Given data »
......

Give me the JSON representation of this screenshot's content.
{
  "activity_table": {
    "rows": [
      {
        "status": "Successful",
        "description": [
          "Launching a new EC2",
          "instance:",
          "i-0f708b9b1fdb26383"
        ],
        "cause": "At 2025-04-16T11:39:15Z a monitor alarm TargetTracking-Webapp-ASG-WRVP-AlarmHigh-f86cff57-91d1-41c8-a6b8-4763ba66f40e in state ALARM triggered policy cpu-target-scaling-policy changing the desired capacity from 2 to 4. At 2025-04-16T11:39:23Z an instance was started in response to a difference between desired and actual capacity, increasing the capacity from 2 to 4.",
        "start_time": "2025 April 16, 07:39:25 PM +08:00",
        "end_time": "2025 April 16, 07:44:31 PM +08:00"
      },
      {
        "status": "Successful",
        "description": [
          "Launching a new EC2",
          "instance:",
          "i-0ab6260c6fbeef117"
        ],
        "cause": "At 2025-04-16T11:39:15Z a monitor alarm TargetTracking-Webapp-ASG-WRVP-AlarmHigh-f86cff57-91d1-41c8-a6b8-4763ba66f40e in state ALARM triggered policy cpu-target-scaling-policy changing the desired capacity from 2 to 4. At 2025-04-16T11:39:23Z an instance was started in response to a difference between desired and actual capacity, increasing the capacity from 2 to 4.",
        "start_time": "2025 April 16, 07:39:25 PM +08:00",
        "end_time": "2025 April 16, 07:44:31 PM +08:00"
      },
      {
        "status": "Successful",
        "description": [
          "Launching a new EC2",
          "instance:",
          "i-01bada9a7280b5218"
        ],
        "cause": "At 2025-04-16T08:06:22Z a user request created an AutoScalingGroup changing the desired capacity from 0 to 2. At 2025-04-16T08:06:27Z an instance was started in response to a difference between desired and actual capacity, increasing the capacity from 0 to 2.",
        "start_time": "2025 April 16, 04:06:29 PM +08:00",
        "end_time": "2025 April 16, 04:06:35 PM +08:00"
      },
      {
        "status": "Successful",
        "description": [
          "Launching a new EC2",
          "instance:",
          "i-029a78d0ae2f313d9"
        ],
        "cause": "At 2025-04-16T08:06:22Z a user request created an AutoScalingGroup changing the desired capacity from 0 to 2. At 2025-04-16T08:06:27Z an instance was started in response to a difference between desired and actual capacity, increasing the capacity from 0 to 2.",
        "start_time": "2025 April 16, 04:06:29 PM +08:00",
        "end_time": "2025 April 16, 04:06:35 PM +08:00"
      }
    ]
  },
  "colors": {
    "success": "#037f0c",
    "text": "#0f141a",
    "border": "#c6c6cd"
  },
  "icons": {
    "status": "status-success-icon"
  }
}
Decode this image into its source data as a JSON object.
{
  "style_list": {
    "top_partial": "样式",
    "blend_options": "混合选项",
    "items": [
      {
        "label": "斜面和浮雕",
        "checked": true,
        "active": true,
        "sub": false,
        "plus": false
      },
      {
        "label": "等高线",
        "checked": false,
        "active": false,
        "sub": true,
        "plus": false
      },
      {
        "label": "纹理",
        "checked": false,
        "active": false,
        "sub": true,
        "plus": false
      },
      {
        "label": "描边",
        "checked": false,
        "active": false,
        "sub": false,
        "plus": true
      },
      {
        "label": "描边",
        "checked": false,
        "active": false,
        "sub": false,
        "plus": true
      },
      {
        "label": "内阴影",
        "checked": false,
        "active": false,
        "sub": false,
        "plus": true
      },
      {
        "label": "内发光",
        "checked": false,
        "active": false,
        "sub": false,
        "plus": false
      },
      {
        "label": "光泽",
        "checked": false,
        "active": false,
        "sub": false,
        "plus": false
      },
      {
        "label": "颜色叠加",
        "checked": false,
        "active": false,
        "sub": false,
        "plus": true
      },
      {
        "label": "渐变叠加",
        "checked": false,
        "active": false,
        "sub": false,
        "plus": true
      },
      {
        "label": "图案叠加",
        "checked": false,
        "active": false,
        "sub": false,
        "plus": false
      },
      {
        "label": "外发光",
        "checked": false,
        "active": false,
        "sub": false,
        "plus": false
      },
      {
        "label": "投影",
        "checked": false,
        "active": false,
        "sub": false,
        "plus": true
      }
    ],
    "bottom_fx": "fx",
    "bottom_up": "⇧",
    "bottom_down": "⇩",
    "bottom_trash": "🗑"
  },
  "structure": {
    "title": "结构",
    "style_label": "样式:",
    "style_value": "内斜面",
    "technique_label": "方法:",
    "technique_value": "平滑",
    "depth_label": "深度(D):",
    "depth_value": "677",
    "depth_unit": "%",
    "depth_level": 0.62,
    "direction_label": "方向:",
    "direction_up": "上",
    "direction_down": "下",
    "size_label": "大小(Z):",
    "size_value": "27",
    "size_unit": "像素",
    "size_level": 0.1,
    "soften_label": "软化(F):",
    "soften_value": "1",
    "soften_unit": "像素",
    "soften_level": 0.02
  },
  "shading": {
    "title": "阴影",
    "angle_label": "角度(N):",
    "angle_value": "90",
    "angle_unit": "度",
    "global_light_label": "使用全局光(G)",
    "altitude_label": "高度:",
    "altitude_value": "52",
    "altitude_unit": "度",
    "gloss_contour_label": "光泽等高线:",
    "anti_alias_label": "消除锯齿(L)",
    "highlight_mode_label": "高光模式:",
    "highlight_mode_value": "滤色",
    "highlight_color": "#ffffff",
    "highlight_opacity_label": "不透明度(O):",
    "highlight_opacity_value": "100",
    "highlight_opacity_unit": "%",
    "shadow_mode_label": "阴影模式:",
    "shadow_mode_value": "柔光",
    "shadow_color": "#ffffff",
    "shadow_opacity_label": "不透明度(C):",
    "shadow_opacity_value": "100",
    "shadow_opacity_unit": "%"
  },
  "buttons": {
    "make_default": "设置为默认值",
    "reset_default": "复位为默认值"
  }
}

......

What is expected » Take the lines above and print them exactly.

Result for this task »
Give me the JSON representation of this screenshot's content.
{
  "activity_table": {
    "rows": [
      {
        "status": "Successful",
        "description": [
          "Launching a new EC2",
          "instance:",
          "i-0f708b9b1fdb26383"
        ],
        "cause": "At 2025-04-16T11:39:15Z a monitor alarm TargetTracking-Webapp-ASG-WRVP-AlarmHigh-f86cff57-91d1-41c8-a6b8-4763ba66f40e in state ALARM triggered policy cpu-target-scaling-policy changing the desired capacity from 2 to 4. At 2025-04-16T11:39:23Z an instance was started in response to a difference between desired and actual capacity, increasing the capacity from 2 to 4.",
        "start_time": "2025 April 16, 07:39:25 PM +08:00",
        "end_time": "2025 April 16, 07:44:31 PM +08:00"
      },
      {
        "status": "Successful",
        "description": [
          "Launching a new EC2",
          "instance:",
          "i-0ab6260c6fbeef117"
        ],
        "cause": "At 2025-04-16T11:39:15Z a monitor alarm TargetTracking-Webapp-ASG-WRVP-AlarmHigh-f86cff57-91d1-41c8-a6b8-4763ba66f40e in state ALARM triggered policy cpu-target-scaling-policy changing the desired capacity from 2 to 4. At 2025-04-16T11:39:23Z an instance was started in response to a difference between desired and actual capacity, increasing the capacity from 2 to 4.",
        "start_time": "2025 April 16, 07:39:25 PM +08:00",
        "end_time": "2025 April 16, 07:44:31 PM +08:00"
      },
      {
        "status": "Successful",
        "description": [
          "Launching a new EC2",
          "instance:",
          "i-01bada9a7280b5218"
        ],
        "cause": "At 2025-04-16T08:06:22Z a user request created an AutoScalingGroup changing the desired capacity from 0 to 2. At 2025-04-16T08:06:27Z an instance was started in response to a difference between desired and actual capacity, increasing the capacity from 0 to 2.",
        "start_time": "2025 April 16, 04:06:29 PM +08:00",
        "end_time": "2025 April 16, 04:06:35 PM +08:00"
      },
      {
        "status": "Successful",
        "description": [
          "Launching a new EC2",
          "instance:",
          "i-029a78d0ae2f313d9"
        ],
        "cause": "At 2025-04-16T08:06:22Z a user request created an AutoScalingGroup changing the desired capacity from 0 to 2. At 2025-04-16T08:06:27Z an instance was started in response to a difference between desired and actual capacity, increasing the capacity from 0 to 2.",
        "start_time": "2025 April 16, 04:06:29 PM +08:00",
        "end_time": "2025 April 16, 04:06:35 PM +08:00"
      }
    ]
  },
  "colors": {
    "success": "#037f0c",
    "text": "#0f141a",
    "border": "#c6c6cd"
  },
  "icons": {
    "status": "status-success-icon"
  }
}
Decode this image into its source data as a JSON object.
{
  "style_list": {
    "top_partial": "样式",
    "blend_options": "混合选项",
    "items": [
      {
        "label": "斜面和浮雕",
        "checked": true,
        "active": true,
        "sub": false,
        "plus": false
      },
      {
        "label": "等高线",
        "checked": false,
        "active": false,
        "sub": true,
        "plus": false
      },
      {
        "label": "纹理",
        "checked": false,
        "active": false,
        "sub": true,
        "plus": false
      },
      {
        "label": "描边",
        "checked": false,
        "active": false,
        "sub": false,
        "plus": true
      },
      {
        "label": "描边",
        "checked": false,
        "active": false,
        "sub": false,
        "plus": true
      },
      {
        "label": "内阴影",
        "checked": false,
        "active": false,
        "sub": false,
        "plus": true
      },
      {
        "label": "内发光",
        "checked": false,
        "active": false,
        "sub": false,
        "plus": false
      },
      {
        "label": "光泽",
        "checked": false,
        "active": false,
        "sub": false,
        "plus": false
      },
      {
        "label": "颜色叠加",
        "checked": false,
        "active": false,
        "sub": false,
        "plus": true
      },
      {
        "label": "渐变叠加",
        "checked": false,
        "active": false,
        "sub": false,
        "plus": true
      },
      {
        "label": "图案叠加",
        "checked": false,
        "active": false,
        "sub": false,
        "plus": false
      },
      {
        "label": "外发光",
        "checked": false,
        "active": false,
        "sub": false,
        "plus": false
      },
      {
        "label": "投影",
        "checked": false,
        "active": false,
        "sub": false,
        "plus": true
      }
    ],
    "bottom_fx": "fx",
    "bottom_up": "⇧",
    "bottom_down": "⇩",
    "bottom_trash": "🗑"
  },
  "structure": {
    "title": "结构",
    "style_label": "样式:",
    "style_value": "内斜面",
    "technique_label": "方法:",
    "technique_value": "平滑",
    "depth_label": "深度(D):",
    "depth_value": "677",
    "depth_unit": "%",
    "depth_level": 0.62,
    "direction_label": "方向:",
    "direction_up": "上",
    "direction_down": "下",
    "size_label": "大小(Z):",
    "size_value": "27",
    "size_unit": "像素",
    "size_level": 0.1,
    "soften_label": "软化(F):",
    "soften_value": "1",
    "soften_unit": "像素",
    "soften_level": 0.02
  },
  "shading": {
    "title": "阴影",
    "angle_label": "角度(N):",
    "angle_value": "90",
    "angle_unit": "度",
    "global_light_label": "使用全局光(G)",
    "altitude_label": "高度:",
    "altitude_value": "52",
    "altitude_unit": "度",
    "gloss_contour_label": "光泽等高线:",
    "anti_alias_label": "消除锯齿(L)",
    "highlight_mode_label": "高光模式:",
    "highlight_mode_value": "滤色",
    "highlight_color": "#ffffff",
    "highlight_opacity_label": "不透明度(O):",
    "highlight_opacity_value": "100",
    "highlight_opacity_unit": "%",
    "shadow_mode_label": "阴影模式:",
    "shadow_mode_value": "柔光",
    "shadow_color": "#ffffff",
    "shadow_opacity_label": "不透明度(C):",
    "shadow_opacity_value": "100",
    "shadow_opacity_unit": "%"
  },
  "buttons": {
    "make_default": "设置为默认值",
    "reset_default": "复位为默认值"
  }
}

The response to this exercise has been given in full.